- **TASK TO CARRY OUT**
The records below must be written out exactly, with every picture left behind.

- **INPUT**

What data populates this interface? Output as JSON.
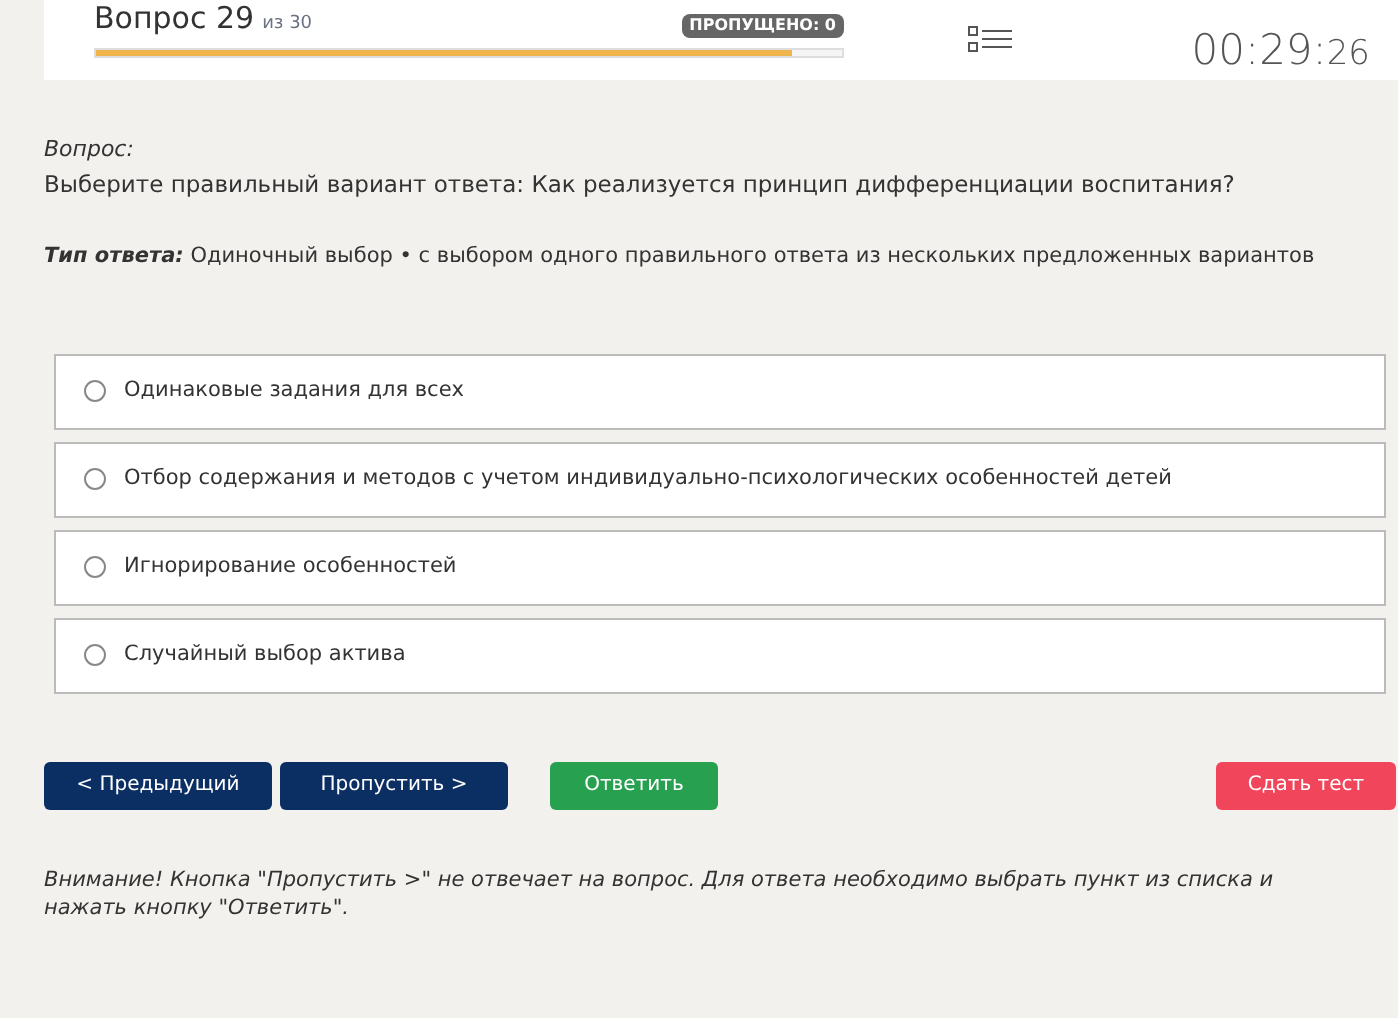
{
  "header": {
    "question_label": "Вопрос 29",
    "question_total": "из 30",
    "skipped_badge": "ПРОПУЩЕНО: 0",
    "progress": {
      "level": 0.933
    },
    "timer_main": "00:29:",
    "timer_seconds": "26"
  },
  "question": {
    "label": "Вопрос:",
    "text": "Выберите правильный вариант ответа: Как реализуется принцип дифференциации воспитания?"
  },
  "answer_type": {
    "label": "Тип ответа:",
    "text": "Одиночный выбор • с выбором одного правильного ответа из нескольких предложенных вариантов"
  },
  "options": [
    {
      "text": "Одинаковые задания для всех",
      "selected": false
    },
    {
      "text": "Отбор содержания и методов с учетом индивидуально-психологических особенностей детей",
      "selected": false
    },
    {
      "text": "Игнорирование особенностей",
      "selected": false
    },
    {
      "text": "Случайный выбор актива",
      "selected": false
    }
  ],
  "buttons": [
    {
      "label": "< Предыдущий",
      "kind": "nav"
    },
    {
      "label": "Пропустить >",
      "kind": "nav"
    },
    {
      "label": "Ответить",
      "kind": "answer"
    },
    {
      "label": "Сдать тест",
      "kind": "finish"
    }
  ],
  "note": "Внимание! Кнопка \"Пропустить >\" не отвечает на вопрос. Для ответа необходимо выбрать пункт из списка и нажать кнопку \"Ответить\"."
}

- **WORKED SOLUTION**
What data populates this interface? Output as JSON.
{
  "header": {
    "question_label": "Вопрос 29",
    "question_total": "из 30",
    "skipped_badge": "ПРОПУЩЕНО: 0",
    "progress": {
      "level": 0.933
    },
    "timer_main": "00:29:",
    "timer_seconds": "26"
  },
  "question": {
    "label": "Вопрос:",
    "text": "Выберите правильный вариант ответа: Как реализуется принцип дифференциации воспитания?"
  },
  "answer_type": {
    "label": "Тип ответа:",
    "text": "Одиночный выбор • с выбором одного правильного ответа из нескольких предложенных вариантов"
  },
  "options": [
    {
      "text": "Одинаковые задания для всех",
      "selected": false
    },
    {
      "text": "Отбор содержания и методов с учетом индивидуально-психологических особенностей детей",
      "selected": false
    },
    {
      "text": "Игнорирование особенностей",
      "selected": false
    },
    {
      "text": "Случайный выбор актива",
      "selected": false
    }
  ],
  "buttons": [
    {
      "label": "< Предыдущий",
      "kind": "nav"
    },
    {
      "label": "Пропустить >",
      "kind": "nav"
    },
    {
      "label": "Ответить",
      "kind": "answer"
    },
    {
      "label": "Сдать тест",
      "kind": "finish"
    }
  ],
  "note": "Внимание! Кнопка \"Пропустить >\" не отвечает на вопрос. Для ответа необходимо выбрать пункт из списка и нажать кнопку \"Ответить\"."
}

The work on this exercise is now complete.